Aim: Read through the records below and copy each line that uses the word "this".

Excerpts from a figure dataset
++++++

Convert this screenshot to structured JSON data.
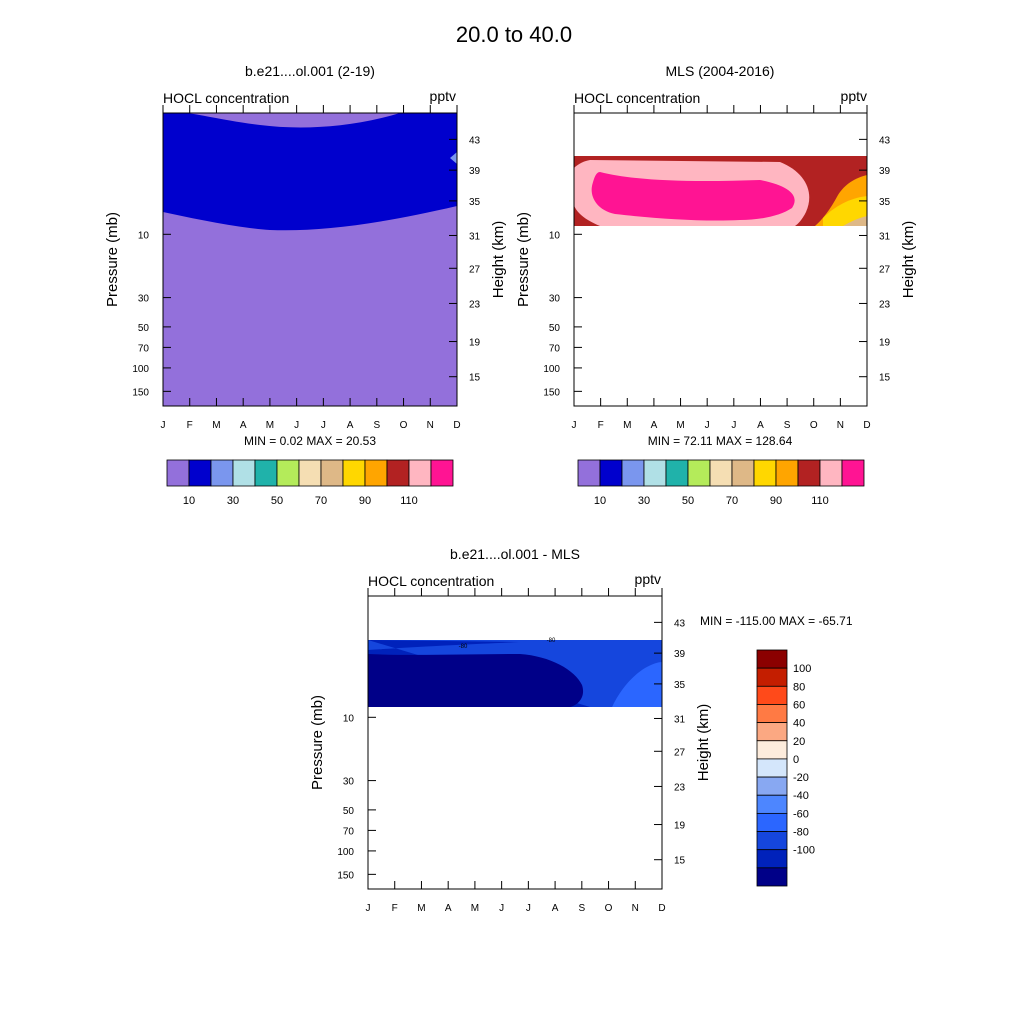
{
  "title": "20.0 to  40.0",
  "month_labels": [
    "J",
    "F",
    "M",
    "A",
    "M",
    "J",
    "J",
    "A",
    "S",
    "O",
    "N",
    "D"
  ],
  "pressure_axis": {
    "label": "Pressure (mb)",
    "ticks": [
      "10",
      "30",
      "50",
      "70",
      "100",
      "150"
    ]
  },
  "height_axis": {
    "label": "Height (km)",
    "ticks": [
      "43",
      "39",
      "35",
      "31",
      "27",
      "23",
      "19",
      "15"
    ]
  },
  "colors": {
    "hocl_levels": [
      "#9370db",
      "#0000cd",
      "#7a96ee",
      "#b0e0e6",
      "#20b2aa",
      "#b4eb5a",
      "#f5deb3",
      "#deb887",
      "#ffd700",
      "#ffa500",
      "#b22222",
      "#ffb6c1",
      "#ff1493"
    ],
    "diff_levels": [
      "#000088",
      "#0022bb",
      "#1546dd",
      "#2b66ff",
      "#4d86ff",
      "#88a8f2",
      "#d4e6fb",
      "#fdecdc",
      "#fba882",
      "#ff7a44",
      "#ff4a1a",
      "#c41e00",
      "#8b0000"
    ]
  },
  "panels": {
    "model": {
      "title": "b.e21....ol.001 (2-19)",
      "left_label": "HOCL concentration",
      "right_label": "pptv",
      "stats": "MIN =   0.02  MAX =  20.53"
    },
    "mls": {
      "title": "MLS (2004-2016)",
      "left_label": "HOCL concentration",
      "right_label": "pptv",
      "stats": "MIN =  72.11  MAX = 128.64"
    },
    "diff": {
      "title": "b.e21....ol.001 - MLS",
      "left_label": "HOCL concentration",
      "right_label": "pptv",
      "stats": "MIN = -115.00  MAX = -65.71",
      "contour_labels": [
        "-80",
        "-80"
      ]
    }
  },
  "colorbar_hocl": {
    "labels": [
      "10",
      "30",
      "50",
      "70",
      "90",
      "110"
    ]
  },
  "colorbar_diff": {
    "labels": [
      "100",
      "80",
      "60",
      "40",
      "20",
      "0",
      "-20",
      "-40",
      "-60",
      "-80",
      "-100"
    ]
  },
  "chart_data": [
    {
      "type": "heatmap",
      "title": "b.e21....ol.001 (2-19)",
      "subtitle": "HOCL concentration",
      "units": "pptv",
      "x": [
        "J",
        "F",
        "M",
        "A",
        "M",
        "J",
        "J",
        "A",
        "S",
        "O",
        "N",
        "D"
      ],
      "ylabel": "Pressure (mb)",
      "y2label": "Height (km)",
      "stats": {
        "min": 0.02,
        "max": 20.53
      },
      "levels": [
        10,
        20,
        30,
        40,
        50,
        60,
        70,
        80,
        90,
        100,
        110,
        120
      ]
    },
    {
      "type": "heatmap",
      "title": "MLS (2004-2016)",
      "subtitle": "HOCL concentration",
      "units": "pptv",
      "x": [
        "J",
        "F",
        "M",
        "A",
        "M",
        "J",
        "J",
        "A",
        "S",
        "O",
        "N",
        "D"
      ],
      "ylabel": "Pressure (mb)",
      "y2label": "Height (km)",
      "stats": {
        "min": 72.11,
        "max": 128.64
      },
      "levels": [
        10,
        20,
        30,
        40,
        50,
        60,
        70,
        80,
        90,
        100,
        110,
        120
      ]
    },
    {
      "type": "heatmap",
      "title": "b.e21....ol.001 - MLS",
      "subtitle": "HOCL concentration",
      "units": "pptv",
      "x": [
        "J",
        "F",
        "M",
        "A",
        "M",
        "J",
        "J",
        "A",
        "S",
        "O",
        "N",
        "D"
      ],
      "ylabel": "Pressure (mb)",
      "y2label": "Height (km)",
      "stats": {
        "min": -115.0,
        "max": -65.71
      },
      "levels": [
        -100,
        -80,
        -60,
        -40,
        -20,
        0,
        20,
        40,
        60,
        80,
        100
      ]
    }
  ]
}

++++++

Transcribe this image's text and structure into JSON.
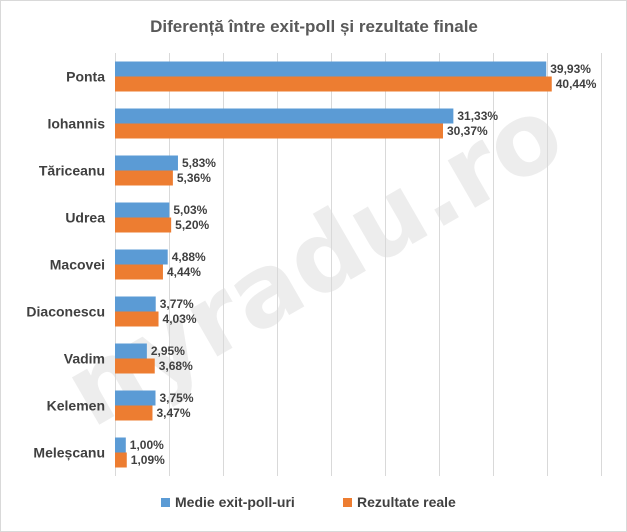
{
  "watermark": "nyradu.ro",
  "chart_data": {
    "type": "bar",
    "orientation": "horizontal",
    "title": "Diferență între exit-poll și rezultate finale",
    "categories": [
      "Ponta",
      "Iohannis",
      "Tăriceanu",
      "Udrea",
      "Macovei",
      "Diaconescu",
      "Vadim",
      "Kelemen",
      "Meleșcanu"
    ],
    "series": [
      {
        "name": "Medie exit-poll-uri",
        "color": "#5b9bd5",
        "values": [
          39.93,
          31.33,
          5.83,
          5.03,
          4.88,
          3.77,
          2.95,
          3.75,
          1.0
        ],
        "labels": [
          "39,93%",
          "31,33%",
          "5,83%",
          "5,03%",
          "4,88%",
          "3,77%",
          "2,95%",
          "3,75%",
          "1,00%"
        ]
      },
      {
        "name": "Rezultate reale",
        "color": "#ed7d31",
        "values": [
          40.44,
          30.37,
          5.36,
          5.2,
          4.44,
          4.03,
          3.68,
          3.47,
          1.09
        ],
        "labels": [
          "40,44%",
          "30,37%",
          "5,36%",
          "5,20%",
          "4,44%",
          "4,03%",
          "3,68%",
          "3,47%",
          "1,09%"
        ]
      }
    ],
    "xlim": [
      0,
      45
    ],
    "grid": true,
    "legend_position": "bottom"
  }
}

++++++

Written response:
Convert this screenshot to structured JSON data.
Transcribe this image's text and structure into JSON.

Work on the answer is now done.